EXERCISE AIM:
Write the material out again exactly as it stands.

───── DATA IN THIS EXERCISE

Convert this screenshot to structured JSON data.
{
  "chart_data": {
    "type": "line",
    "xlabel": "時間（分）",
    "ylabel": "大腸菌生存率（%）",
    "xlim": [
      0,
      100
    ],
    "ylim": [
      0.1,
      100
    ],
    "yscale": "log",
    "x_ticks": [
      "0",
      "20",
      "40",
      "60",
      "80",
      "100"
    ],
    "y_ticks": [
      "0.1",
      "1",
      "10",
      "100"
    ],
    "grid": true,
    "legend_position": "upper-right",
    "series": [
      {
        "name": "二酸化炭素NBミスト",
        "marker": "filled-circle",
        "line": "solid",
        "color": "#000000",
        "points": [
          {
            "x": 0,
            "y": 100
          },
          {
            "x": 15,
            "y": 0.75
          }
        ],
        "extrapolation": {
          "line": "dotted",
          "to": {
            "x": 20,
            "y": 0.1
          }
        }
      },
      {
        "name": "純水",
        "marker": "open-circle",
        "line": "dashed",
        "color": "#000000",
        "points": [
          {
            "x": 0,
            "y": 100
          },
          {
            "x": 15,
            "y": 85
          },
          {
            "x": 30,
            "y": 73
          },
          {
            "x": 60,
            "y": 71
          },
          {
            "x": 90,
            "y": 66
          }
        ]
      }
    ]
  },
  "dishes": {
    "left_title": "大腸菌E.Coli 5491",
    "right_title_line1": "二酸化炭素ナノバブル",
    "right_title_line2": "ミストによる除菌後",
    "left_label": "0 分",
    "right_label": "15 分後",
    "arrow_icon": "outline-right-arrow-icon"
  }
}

──────────

RESPONSE BELOW:
Convert this screenshot to structured JSON data.
{
  "chart_data": {
    "type": "line",
    "xlabel": "時間（分）",
    "ylabel": "大腸菌生存率（%）",
    "xlim": [
      0,
      100
    ],
    "ylim": [
      0.1,
      100
    ],
    "yscale": "log",
    "x_ticks": [
      "0",
      "20",
      "40",
      "60",
      "80",
      "100"
    ],
    "y_ticks": [
      "0.1",
      "1",
      "10",
      "100"
    ],
    "grid": true,
    "legend_position": "upper-right",
    "series": [
      {
        "name": "二酸化炭素NBミスト",
        "marker": "filled-circle",
        "line": "solid",
        "color": "#000000",
        "points": [
          {
            "x": 0,
            "y": 100
          },
          {
            "x": 15,
            "y": 0.75
          }
        ],
        "extrapolation": {
          "line": "dotted",
          "to": {
            "x": 20,
            "y": 0.1
          }
        }
      },
      {
        "name": "純水",
        "marker": "open-circle",
        "line": "dashed",
        "color": "#000000",
        "points": [
          {
            "x": 0,
            "y": 100
          },
          {
            "x": 15,
            "y": 85
          },
          {
            "x": 30,
            "y": 73
          },
          {
            "x": 60,
            "y": 71
          },
          {
            "x": 90,
            "y": 66
          }
        ]
      }
    ]
  },
  "dishes": {
    "left_title": "大腸菌E.Coli 5491",
    "right_title_line1": "二酸化炭素ナノバブル",
    "right_title_line2": "ミストによる除菌後",
    "left_label": "0 分",
    "right_label": "15 分後",
    "arrow_icon": "outline-right-arrow-icon"
  }
}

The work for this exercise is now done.